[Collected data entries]
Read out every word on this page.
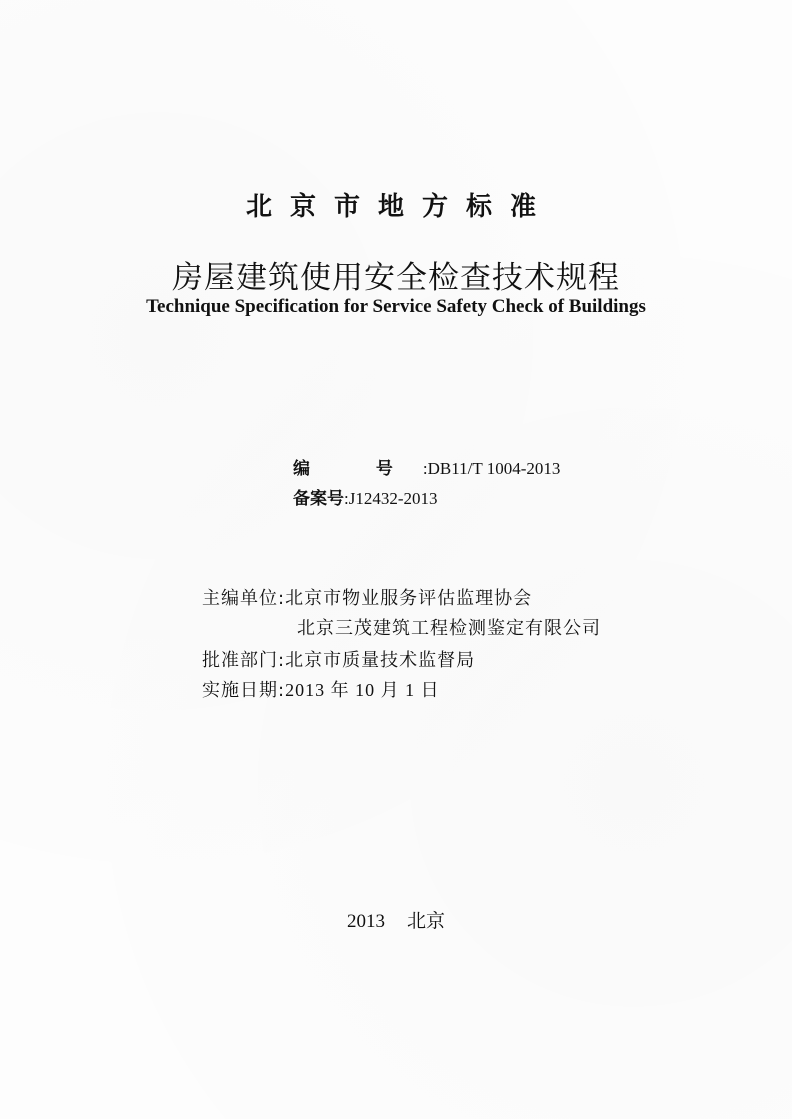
北京市地方标准
房屋建筑使用安全检查技术规程
Technique Specification for Service Safety Check of Buildings
编 号:DB11/T 1004-2013
备案号:J12432-2013
主编单位:北京市物业服务评估监理协会
北京三茂建筑工程检测鉴定有限公司
批准部门:北京市质量技术监督局
实施日期:2013 年 10 月 1 日
2013 北京
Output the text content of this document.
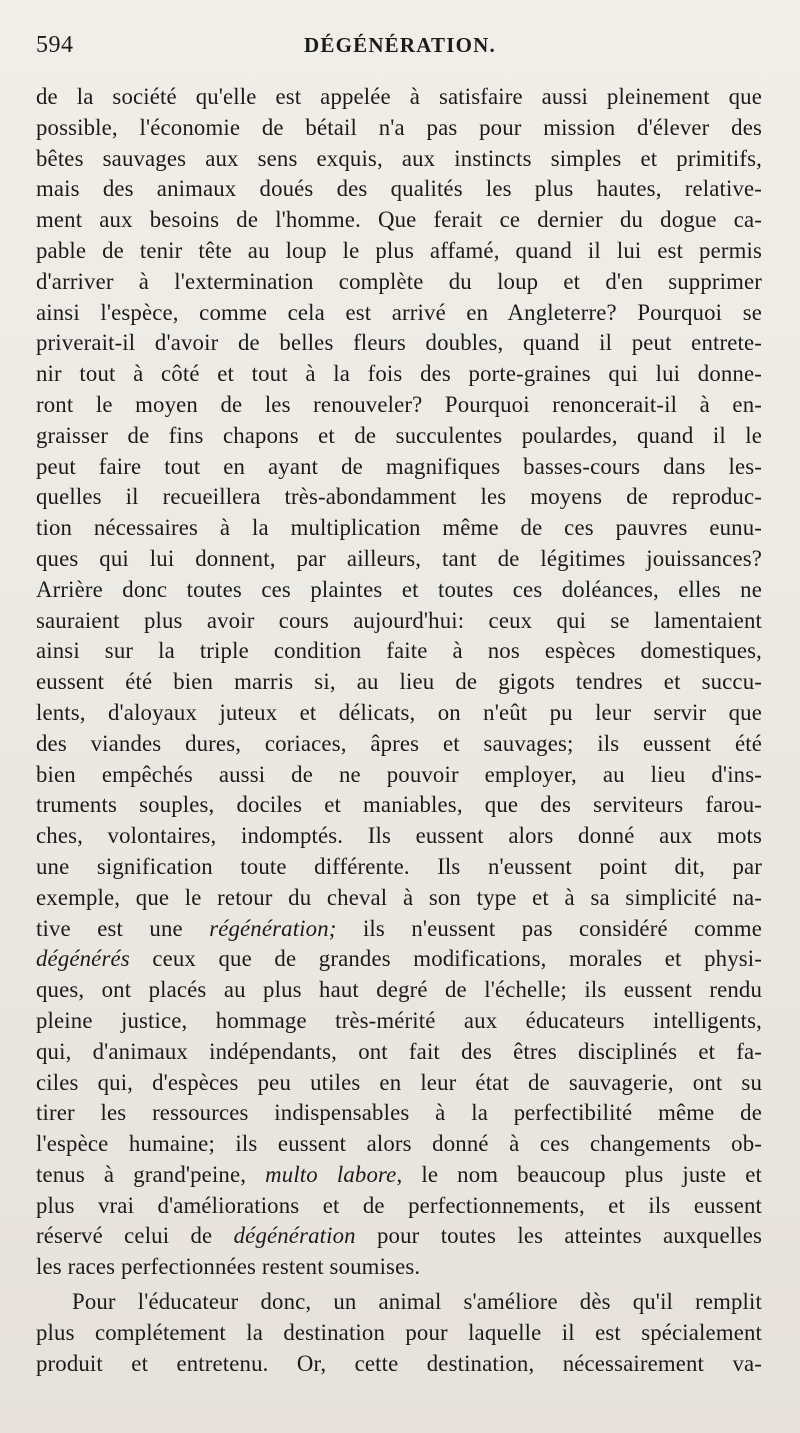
594	DÉGÉNÉRATION.
de la société qu'elle est appelée à satisfaire aussi pleinement que
possible, l'économie de bétail n'a pas pour mission d'élever des
bêtes sauvages aux sens exquis, aux instincts simples et primitifs,
mais des animaux doués des qualités les plus hautes, relative-
ment aux besoins de l'homme. Que ferait ce dernier du dogue ca-
pable de tenir tête au loup le plus affamé, quand il lui est permis
d'arriver à l'extermination complète du loup et d'en supprimer
ainsi l'espèce, comme cela est arrivé en Angleterre? Pourquoi se
priverait-il d'avoir de belles fleurs doubles, quand il peut entrete-
nir tout à côté et tout à la fois des porte-graines qui lui donne-
ront le moyen de les renouveler? Pourquoi renoncerait-il à en-
graisser de fins chapons et de succulentes poulardes, quand il le
peut faire tout en ayant de magnifiques basses-cours dans les-
quelles il recueillera très-abondamment les moyens de reproduc-
tion nécessaires à la multiplication même de ces pauvres eunu-
ques qui lui donnent, par ailleurs, tant de légitimes jouissances?
Arrière donc toutes ces plaintes et toutes ces doléances, elles ne
sauraient plus avoir cours aujourd'hui: ceux qui se lamentaient
ainsi sur la triple condition faite à nos espèces domestiques,
eussent été bien marris si, au lieu de gigots tendres et succu-
lents, d'aloyaux juteux et délicats, on n'eût pu leur servir que
des viandes dures, coriaces, âpres et sauvages; ils eussent été
bien empêchés aussi de ne pouvoir employer, au lieu d'ins-
truments souples, dociles et maniables, que des serviteurs farou-
ches, volontaires, indomptés. Ils eussent alors donné aux mots
une signification toute différente. Ils n'eussent point dit, par
exemple, que le retour du cheval à son type et à sa simplicité na-
tive est une régénération; ils n'eussent pas considéré comme
dégénérés ceux que de grandes modifications, morales et physi-
ques, ont placés au plus haut degré de l'échelle; ils eussent rendu
pleine justice, hommage très-mérité aux éducateurs intelligents,
qui, d'animaux indépendants, ont fait des êtres disciplinés et fa-
ciles qui, d'espèces peu utiles en leur état de sauvagerie, ont su
tirer les ressources indispensables à la perfectibilité même de
l'espèce humaine; ils eussent alors donné à ces changements ob-
tenus à grand'peine, multo labore, le nom beaucoup plus juste et
plus vrai d'améliorations et de perfectionnements, et ils eussent
réservé celui de dégénération pour toutes les atteintes auxquelles
les races perfectionnées restent soumises.
Pour l'éducateur donc, un animal s'améliore dès qu'il remplit
plus complétement la destination pour laquelle il est spécialement
produit et entretenu. Or, cette destination, nécessairement va-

**Given problem:** Leave out the pictures and retype every line above exactly.

**Result:**
Read out every word on this page.
北京市地方标准
房屋建筑使用安全检查技术规程
Technique Specification for Service Safety Check of Buildings
编 号:DB11/T 1004-2013
备案号:J12432-2013
主编单位:北京市物业服务评估监理协会
北京三茂建筑工程检测鉴定有限公司
批准部门:北京市质量技术监督局
实施日期:2013 年 10 月 1 日
2013 北京
Output the text content of this document.
594	DÉGÉNÉRATION.
de la société qu'elle est appelée à satisfaire aussi pleinement que
possible, l'économie de bétail n'a pas pour mission d'élever des
bêtes sauvages aux sens exquis, aux instincts simples et primitifs,
mais des animaux doués des qualités les plus hautes, relative-
ment aux besoins de l'homme. Que ferait ce dernier du dogue ca-
pable de tenir tête au loup le plus affamé, quand il lui est permis
d'arriver à l'extermination complète du loup et d'en supprimer
ainsi l'espèce, comme cela est arrivé en Angleterre? Pourquoi se
priverait-il d'avoir de belles fleurs doubles, quand il peut entrete-
nir tout à côté et tout à la fois des porte-graines qui lui donne-
ront le moyen de les renouveler? Pourquoi renoncerait-il à en-
graisser de fins chapons et de succulentes poulardes, quand il le
peut faire tout en ayant de magnifiques basses-cours dans les-
quelles il recueillera très-abondamment les moyens de reproduc-
tion nécessaires à la multiplication même de ces pauvres eunu-
ques qui lui donnent, par ailleurs, tant de légitimes jouissances?
Arrière donc toutes ces plaintes et toutes ces doléances, elles ne
sauraient plus avoir cours aujourd'hui: ceux qui se lamentaient
ainsi sur la triple condition faite à nos espèces domestiques,
eussent été bien marris si, au lieu de gigots tendres et succu-
lents, d'aloyaux juteux et délicats, on n'eût pu leur servir que
des viandes dures, coriaces, âpres et sauvages; ils eussent été
bien empêchés aussi de ne pouvoir employer, au lieu d'ins-
truments souples, dociles et maniables, que des serviteurs farou-
ches, volontaires, indomptés. Ils eussent alors donné aux mots
une signification toute différente. Ils n'eussent point dit, par
exemple, que le retour du cheval à son type et à sa simplicité na-
tive est une régénération; ils n'eussent pas considéré comme
dégénérés ceux que de grandes modifications, morales et physi-
ques, ont placés au plus haut degré de l'échelle; ils eussent rendu
pleine justice, hommage très-mérité aux éducateurs intelligents,
qui, d'animaux indépendants, ont fait des êtres disciplinés et fa-
ciles qui, d'espèces peu utiles en leur état de sauvagerie, ont su
tirer les ressources indispensables à la perfectibilité même de
l'espèce humaine; ils eussent alors donné à ces changements ob-
tenus à grand'peine, multo labore, le nom beaucoup plus juste et
plus vrai d'améliorations et de perfectionnements, et ils eussent
réservé celui de dégénération pour toutes les atteintes auxquelles
les races perfectionnées restent soumises.
Pour l'éducateur donc, un animal s'améliore dès qu'il remplit
plus complétement la destination pour laquelle il est spécialement
produit et entretenu. Or, cette destination, nécessairement va-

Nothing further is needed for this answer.